Problem description:
Identify the lines bearing the string "propionic" and gather them.

Task material:
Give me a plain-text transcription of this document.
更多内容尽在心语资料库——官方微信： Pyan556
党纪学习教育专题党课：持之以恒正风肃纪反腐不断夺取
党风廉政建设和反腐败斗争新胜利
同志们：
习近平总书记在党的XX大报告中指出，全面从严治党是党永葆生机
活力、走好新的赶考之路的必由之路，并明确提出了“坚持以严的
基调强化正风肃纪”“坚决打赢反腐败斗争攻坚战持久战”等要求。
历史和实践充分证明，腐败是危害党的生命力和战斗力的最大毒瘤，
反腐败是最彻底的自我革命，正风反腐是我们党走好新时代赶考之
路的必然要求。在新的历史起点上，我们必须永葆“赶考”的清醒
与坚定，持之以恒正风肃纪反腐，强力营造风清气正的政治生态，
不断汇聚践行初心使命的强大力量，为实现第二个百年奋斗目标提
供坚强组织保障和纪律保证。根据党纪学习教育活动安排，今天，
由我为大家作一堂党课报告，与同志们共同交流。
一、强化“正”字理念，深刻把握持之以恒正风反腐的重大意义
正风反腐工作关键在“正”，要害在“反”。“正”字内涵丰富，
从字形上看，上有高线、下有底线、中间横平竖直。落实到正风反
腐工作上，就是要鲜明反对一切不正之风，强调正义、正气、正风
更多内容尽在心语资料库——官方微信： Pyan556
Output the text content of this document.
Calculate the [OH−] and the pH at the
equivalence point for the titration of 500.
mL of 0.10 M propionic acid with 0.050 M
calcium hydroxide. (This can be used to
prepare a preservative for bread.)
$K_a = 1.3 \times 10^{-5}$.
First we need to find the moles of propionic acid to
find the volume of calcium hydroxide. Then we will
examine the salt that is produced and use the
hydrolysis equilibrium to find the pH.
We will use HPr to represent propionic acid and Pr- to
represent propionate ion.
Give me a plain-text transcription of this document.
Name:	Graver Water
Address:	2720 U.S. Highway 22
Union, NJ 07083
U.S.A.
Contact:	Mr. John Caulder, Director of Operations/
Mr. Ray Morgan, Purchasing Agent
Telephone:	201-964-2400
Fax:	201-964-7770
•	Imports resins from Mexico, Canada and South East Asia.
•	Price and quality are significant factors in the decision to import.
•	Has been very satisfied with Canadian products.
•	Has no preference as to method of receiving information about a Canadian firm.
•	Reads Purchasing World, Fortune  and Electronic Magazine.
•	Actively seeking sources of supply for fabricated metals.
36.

Result:
mL of 0.10 M propionic acid with 0.050 M
First we need to find the moles of propionic acid to
We will use HPr to represent propionic acid and Pr- to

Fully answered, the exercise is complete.